> **DATASET**
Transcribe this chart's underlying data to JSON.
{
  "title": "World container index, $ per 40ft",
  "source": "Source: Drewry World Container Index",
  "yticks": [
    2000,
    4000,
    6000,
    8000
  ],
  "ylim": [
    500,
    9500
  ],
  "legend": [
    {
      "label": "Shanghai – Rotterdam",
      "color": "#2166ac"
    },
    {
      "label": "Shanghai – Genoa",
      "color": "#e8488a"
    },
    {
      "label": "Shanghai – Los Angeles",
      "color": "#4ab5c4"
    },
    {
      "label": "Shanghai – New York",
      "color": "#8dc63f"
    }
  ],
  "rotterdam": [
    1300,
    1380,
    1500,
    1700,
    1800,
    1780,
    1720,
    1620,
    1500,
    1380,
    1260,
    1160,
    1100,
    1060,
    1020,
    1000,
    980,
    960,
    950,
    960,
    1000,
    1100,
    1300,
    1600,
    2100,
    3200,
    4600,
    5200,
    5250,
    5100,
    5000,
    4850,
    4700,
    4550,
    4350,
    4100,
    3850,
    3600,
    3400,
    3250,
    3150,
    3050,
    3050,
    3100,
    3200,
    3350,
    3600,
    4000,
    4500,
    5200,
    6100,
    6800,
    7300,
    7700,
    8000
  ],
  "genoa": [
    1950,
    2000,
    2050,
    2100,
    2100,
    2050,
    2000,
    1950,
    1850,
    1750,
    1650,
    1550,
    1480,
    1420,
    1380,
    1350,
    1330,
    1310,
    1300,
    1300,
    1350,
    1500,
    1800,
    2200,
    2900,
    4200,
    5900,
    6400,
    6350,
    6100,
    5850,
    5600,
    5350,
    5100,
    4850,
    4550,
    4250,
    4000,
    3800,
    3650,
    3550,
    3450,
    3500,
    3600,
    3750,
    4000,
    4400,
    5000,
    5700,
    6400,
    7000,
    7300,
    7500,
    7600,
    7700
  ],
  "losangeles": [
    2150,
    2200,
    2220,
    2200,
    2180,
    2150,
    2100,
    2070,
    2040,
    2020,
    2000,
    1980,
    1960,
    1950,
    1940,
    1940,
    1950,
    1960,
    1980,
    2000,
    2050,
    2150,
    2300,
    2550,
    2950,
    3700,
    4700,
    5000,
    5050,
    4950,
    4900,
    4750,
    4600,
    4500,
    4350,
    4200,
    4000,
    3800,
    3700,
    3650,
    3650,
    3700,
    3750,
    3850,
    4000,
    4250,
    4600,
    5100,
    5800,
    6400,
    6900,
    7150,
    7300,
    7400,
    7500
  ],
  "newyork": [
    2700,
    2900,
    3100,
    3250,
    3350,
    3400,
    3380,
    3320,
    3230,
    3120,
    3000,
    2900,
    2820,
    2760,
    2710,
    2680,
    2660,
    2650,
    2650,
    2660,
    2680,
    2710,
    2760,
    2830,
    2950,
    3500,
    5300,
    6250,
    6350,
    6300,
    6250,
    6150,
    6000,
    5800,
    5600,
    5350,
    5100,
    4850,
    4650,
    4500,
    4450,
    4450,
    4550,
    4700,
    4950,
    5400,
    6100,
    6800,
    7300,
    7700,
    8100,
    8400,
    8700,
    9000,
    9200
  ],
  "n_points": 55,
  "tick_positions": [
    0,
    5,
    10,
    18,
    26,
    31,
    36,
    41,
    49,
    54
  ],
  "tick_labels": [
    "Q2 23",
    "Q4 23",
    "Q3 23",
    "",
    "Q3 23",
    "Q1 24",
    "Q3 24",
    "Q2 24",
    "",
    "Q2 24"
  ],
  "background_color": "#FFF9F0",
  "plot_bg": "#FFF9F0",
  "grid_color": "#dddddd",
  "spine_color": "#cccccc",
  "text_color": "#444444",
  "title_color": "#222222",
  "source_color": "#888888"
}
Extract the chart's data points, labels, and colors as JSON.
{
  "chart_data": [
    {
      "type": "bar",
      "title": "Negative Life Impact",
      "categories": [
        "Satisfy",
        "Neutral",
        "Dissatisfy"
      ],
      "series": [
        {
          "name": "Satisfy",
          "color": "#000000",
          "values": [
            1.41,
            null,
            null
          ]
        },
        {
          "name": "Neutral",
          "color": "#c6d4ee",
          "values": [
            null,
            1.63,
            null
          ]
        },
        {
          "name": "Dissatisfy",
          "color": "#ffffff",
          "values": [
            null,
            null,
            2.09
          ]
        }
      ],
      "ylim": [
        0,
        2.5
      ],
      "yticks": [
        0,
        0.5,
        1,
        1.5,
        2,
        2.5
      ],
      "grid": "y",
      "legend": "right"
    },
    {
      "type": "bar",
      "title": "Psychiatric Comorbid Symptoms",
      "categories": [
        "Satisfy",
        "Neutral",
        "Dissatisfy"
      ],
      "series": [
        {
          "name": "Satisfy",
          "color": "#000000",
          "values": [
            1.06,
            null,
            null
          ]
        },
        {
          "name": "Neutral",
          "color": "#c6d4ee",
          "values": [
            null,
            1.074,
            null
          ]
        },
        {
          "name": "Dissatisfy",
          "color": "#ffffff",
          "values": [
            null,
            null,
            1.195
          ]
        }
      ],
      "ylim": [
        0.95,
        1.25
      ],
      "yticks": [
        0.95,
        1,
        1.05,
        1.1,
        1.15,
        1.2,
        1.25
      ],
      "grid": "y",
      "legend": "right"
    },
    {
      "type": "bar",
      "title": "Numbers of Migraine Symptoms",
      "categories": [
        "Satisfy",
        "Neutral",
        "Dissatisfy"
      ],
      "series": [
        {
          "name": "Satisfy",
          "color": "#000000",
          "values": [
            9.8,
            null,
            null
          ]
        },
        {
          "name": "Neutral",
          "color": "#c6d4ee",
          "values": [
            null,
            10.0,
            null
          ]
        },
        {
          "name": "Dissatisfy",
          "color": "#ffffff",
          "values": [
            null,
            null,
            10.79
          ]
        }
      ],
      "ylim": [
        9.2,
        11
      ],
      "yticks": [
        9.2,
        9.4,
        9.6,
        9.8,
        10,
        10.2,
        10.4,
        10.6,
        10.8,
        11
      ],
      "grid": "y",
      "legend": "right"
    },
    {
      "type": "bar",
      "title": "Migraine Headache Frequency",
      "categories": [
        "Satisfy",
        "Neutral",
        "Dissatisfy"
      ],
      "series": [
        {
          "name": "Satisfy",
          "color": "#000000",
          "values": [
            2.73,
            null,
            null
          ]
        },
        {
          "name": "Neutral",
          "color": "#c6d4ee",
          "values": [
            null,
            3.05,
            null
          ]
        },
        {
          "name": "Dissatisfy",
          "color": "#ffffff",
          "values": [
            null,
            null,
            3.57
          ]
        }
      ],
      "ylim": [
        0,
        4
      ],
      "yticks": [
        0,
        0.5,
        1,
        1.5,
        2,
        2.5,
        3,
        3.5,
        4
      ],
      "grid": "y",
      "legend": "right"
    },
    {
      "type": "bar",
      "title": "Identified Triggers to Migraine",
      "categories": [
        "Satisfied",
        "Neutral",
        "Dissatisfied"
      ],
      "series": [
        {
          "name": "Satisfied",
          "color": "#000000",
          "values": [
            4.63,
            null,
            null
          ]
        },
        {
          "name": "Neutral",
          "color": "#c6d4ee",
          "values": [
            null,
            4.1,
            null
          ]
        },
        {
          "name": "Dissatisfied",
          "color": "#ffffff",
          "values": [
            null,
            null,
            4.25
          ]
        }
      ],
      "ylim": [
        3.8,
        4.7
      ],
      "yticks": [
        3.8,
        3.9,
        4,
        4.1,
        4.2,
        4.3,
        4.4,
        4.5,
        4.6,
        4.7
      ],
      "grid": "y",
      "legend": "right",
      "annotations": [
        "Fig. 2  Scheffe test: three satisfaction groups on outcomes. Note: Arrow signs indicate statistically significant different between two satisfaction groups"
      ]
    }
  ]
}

> **JOB**
Check each line of the records for the word "JSON", and show the lines that contain it.

> **WRITTEN RESPONSE**
Transcribe this chart's underlying data to JSON.
Extract the chart's data points, labels, and colors as JSON.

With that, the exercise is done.